## TASK INSTRUCTIONS
Scan the material and copy every line in which "marker" appears.

## RECORDS FOR THE EXERCISE
<<<<

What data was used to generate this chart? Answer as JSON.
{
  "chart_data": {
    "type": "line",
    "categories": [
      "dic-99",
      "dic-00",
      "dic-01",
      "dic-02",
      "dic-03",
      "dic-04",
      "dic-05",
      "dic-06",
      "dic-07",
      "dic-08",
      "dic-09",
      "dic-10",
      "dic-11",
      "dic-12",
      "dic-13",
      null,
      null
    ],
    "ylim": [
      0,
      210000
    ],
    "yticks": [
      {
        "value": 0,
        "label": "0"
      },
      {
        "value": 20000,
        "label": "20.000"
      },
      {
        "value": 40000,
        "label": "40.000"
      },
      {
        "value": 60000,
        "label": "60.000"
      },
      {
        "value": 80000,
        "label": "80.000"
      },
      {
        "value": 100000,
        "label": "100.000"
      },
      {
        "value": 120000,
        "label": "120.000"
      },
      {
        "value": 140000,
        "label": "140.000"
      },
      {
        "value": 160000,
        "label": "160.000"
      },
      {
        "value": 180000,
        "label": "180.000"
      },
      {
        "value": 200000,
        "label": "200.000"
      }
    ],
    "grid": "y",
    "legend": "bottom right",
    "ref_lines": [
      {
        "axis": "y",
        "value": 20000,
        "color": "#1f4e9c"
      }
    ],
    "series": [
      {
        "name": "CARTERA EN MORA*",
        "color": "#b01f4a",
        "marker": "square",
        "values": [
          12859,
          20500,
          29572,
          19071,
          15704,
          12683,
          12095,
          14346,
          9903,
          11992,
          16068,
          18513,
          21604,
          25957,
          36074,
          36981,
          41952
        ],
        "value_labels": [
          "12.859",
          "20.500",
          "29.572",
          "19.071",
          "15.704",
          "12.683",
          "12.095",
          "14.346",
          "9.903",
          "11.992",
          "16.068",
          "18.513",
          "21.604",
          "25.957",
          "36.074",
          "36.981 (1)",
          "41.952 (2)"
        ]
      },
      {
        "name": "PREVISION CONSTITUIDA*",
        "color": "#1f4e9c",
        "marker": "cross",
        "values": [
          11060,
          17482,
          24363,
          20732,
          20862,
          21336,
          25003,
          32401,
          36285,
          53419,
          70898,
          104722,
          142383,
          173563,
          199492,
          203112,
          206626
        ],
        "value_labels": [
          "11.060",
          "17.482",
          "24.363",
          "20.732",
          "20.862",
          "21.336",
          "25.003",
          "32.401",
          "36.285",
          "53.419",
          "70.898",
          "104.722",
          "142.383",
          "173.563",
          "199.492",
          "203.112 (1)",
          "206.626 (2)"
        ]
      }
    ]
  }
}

>>>>
<<<<

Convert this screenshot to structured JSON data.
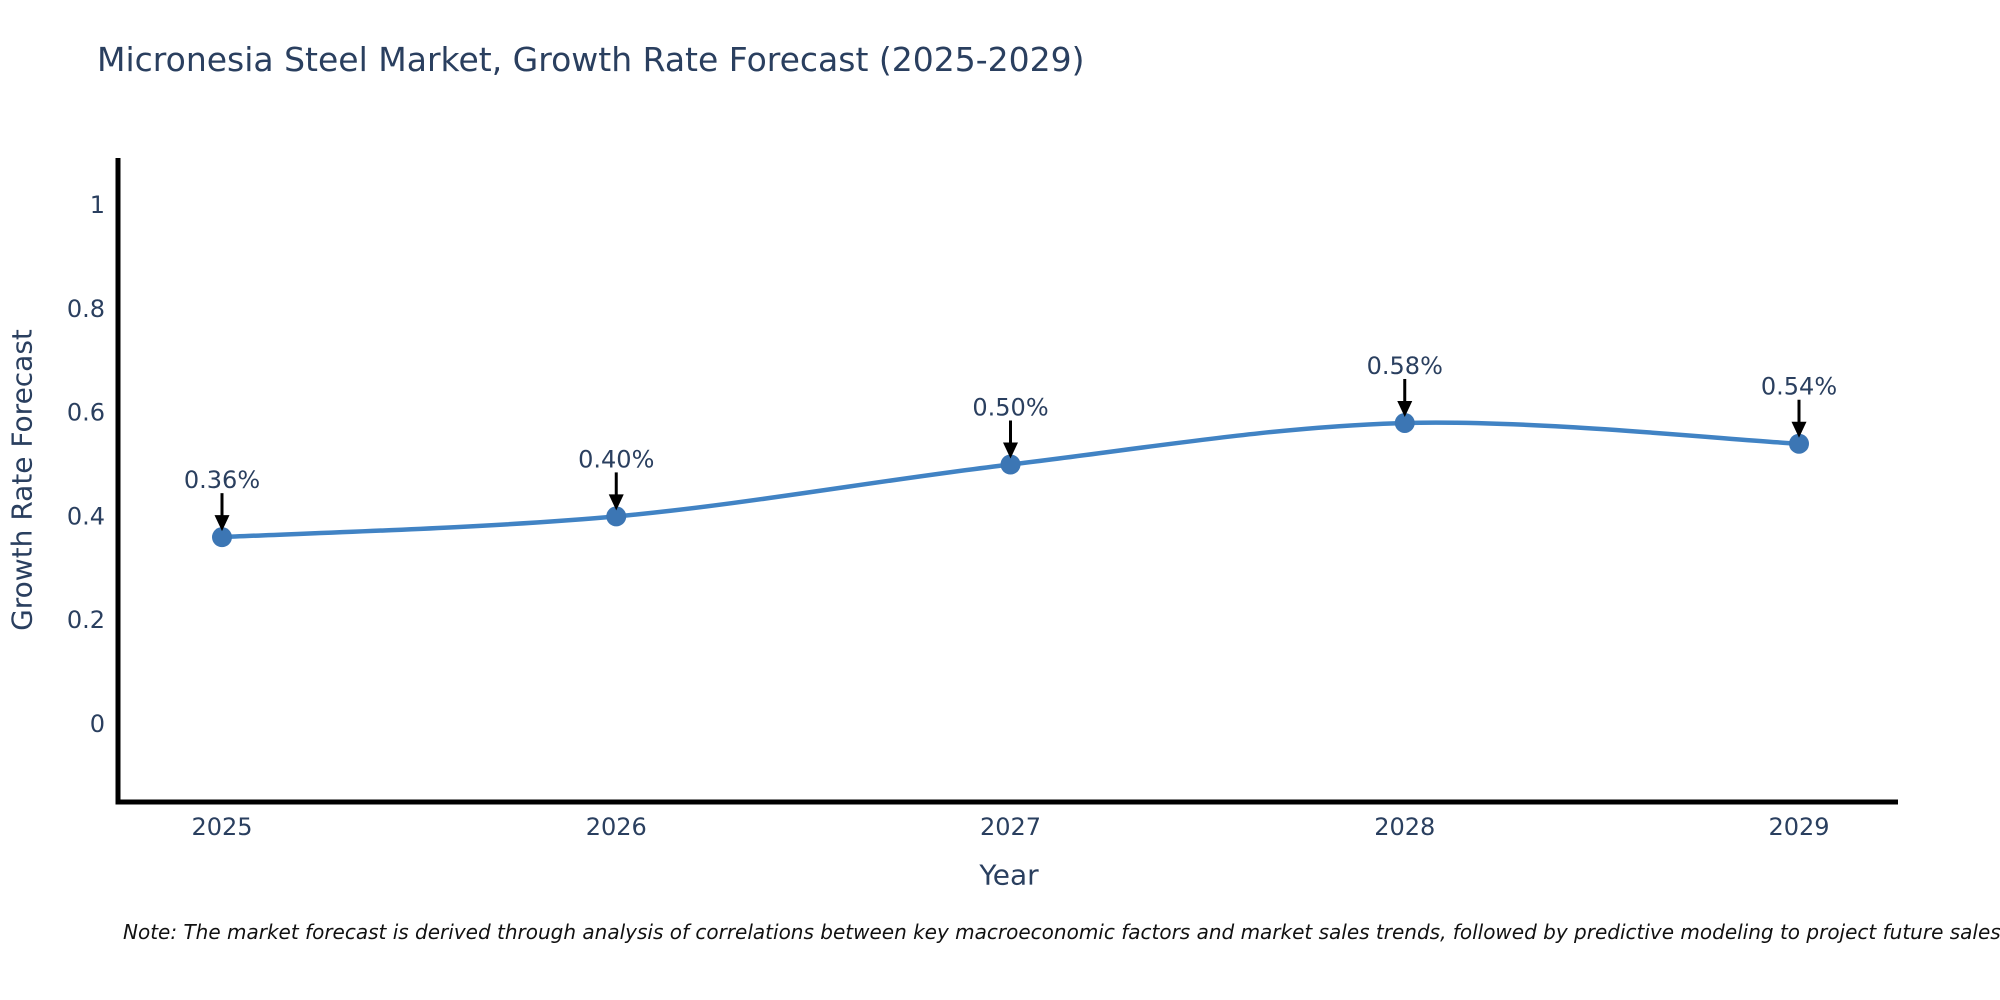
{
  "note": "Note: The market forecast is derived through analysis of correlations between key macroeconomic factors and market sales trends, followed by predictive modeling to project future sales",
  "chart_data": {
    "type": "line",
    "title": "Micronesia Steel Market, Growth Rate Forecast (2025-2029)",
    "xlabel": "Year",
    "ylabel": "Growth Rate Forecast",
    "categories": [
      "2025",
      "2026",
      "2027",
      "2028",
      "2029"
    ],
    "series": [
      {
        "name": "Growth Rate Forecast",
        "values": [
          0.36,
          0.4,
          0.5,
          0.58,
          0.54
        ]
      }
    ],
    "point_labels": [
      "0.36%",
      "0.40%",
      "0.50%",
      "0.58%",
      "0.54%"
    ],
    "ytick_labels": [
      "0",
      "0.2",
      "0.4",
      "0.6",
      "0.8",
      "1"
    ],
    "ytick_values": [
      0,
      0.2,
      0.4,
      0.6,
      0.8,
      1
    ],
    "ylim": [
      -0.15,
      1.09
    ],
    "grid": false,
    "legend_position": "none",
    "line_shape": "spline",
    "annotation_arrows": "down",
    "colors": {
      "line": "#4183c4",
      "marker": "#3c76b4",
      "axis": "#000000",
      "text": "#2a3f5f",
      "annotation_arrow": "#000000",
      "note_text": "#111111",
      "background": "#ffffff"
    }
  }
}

>>>>

## WRITTEN RESPONSE
        "marker": "square",
        "marker": "cross",
      "marker": "#3c76b4",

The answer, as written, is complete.